Sort through the data and copy the lines holding the word "возможность".
=== Data shown ===
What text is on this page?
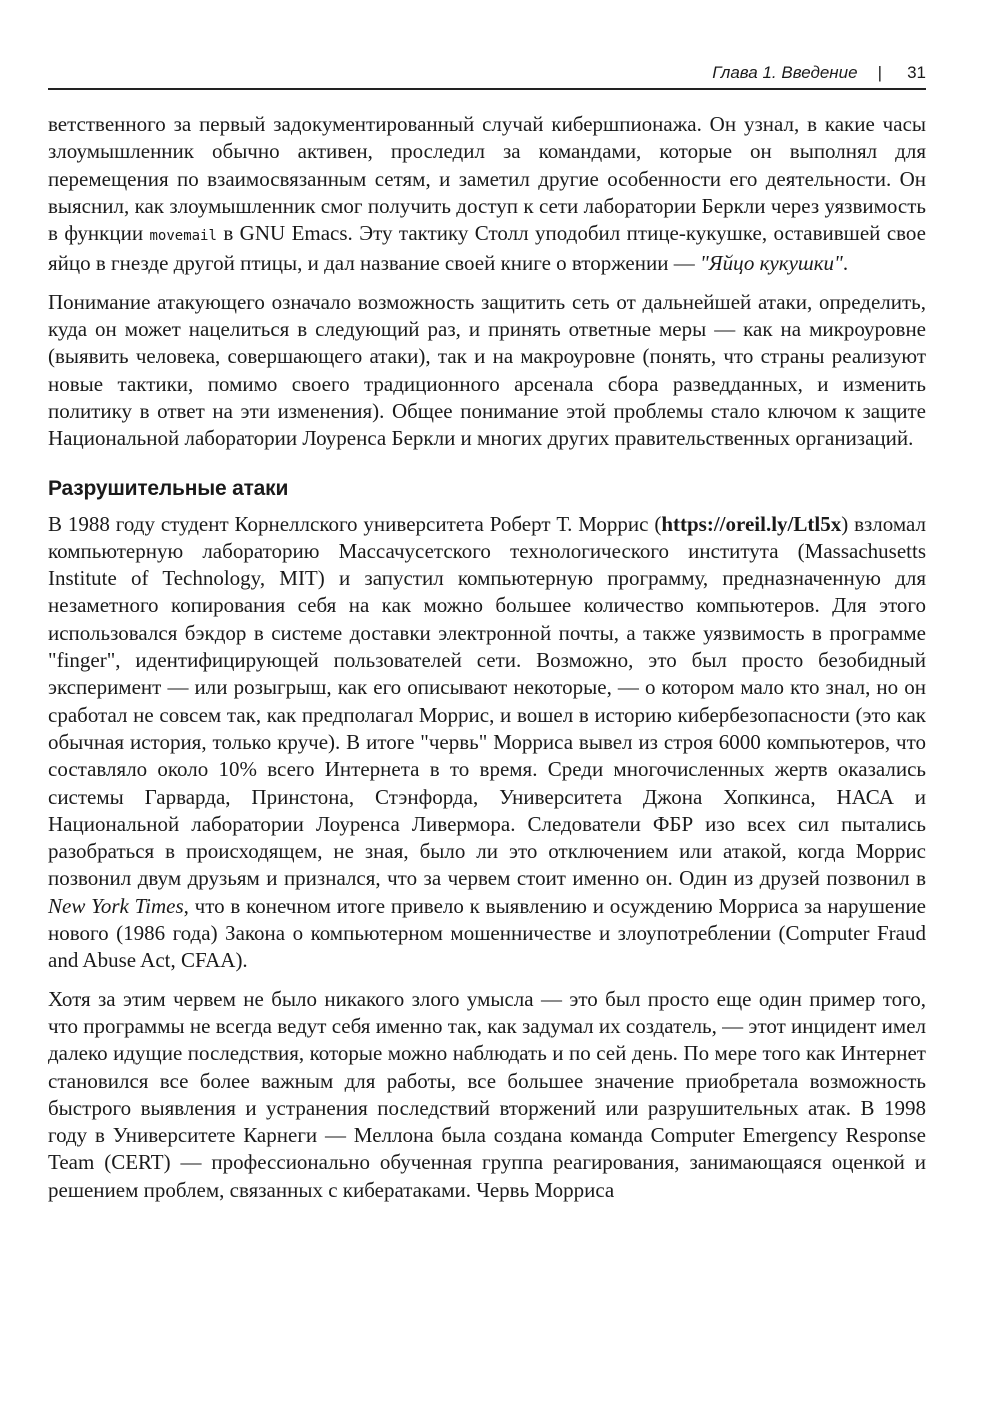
Глава 1. Введение |	31

ветственного за первый задокументированный случай кибершпионажа. Он узнал, в какие часы злоумышленник обычно активен, проследил за командами, которые он выполнял для перемещения по взаимосвязанным сетям, и заметил другие особенности его деятельности. Он выяснил, как злоумышленник смог получить доступ к сети лаборатории Беркли через уязвимость в функции movemail в GNU Emacs. Эту тактику Столл уподобил птице-кукушке, оставившей свое яйцо в гнезде другой птицы, и дал название своей книге о вторжении — "Яйцо кукушки".

Понимание атакующего означало возможность защитить сеть от дальнейшей атаки, определить, куда он может нацелиться в следующий раз, и принять ответные меры — как на микроуровне (выявить человека, совершающего атаки), так и на макроуровне (понять, что страны реализуют новые тактики, помимо своего традиционного арсенала сбора разведданных, и изменить политику в ответ на эти изменения). Общее понимание этой проблемы стало ключом к защите Национальной лаборатории Лоуренса Беркли и многих других правительственных организаций.

Разрушительные атаки

В 1988 году студент Корнеллского университета Роберт Т. Моррис (https://oreil.ly/Ltl5x) взломал компьютерную лабораторию Массачусетского технологического института (Massachusetts Institute of Technology, MIT) и запустил компьютерную программу, предназначенную для незаметного копирования себя на как можно большее количество компьютеров. Для этого использовался бэкдор в системе доставки электронной почты, а также уязвимость в программе "finger", идентифицирующей пользователей сети. Возможно, это был просто безобидный эксперимент — или розыгрыш, как его описывают некоторые, — о котором мало кто знал, но он сработал не совсем так, как предполагал Моррис, и вошел в историю кибербезопасности (это как обычная история, только круче). В итоге "червь" Морриса вывел из строя 6000 компьютеров, что составляло около 10% всего Интернета в то время. Среди многочисленных жертв оказались системы Гарварда, Принстона, Стэнфорда, Университета Джона Хопкинса, НАСА и Национальной лаборатории Лоуренса Ливермора. Следователи ФБР изо всех сил пытались разобраться в происходящем, не зная, было ли это отключением или атакой, когда Моррис позвонил двум друзьям и признался, что за червем стоит именно он. Один из друзей позвонил в New York Times, что в конечном итоге привело к выявлению и осуждению Морриса за нарушение нового (1986 года) Закона о компьютерном мошенничестве и злоупотреблении (Computer Fraud and Abuse Act, CFAA).

Хотя за этим червем не было никакого злого умысла — это был просто еще один пример того, что программы не всегда ведут себя именно так, как задумал их создатель, — этот инцидент имел далеко идущие последствия, которые можно наблюдать и по сей день. По мере того как Интернет становился все более важным для работы, все большее значение приобретала возможность быстрого выявления и устранения последствий вторжений или разрушительных атак. В 1998 году в Университете Карнеги — Меллона была создана команда Computer Emergency Response Team (CERT) — профессионально обученная группа реагирования, занимающаяся оценкой и решением проблем, связанных с кибератаками. Червь Морриса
===
- **Solved exercise**:
Понимание атакующего означало возможность защитить сеть от дальнейшей атаки, определить, куда он может нацелиться в следующий раз, и принять ответные меры — как на микроуровне (выявить человека, совершающего атаки), так и на макроуровне (понять, что страны реализуют новые тактики, помимо своего традиционного арсенала сбора разведданных, и изменить политику в ответ на эти изменения). Общее понимание этой проблемы стало ключом к защите Национальной лаборатории Лоуренса Беркли и многих других правительственных организаций.
Хотя за этим червем не было никакого злого умысла — это был просто еще один пример того, что программы не всегда ведут себя именно так, как задумал их создатель, — этот инцидент имел далеко идущие последствия, которые можно наблюдать и по сей день. По мере того как Интернет становился все более важным для работы, все большее значение приобретала возможность быстрого выявления и устранения последствий вторжений или разрушительных атак. В 1998 году в Университете Карнеги — Меллона была создана команда Computer Emergency Response Team (CERT) — профессионально обученная группа реагирования, занимающаяся оценкой и решением проблем, связанных с кибератаками. Червь Морриса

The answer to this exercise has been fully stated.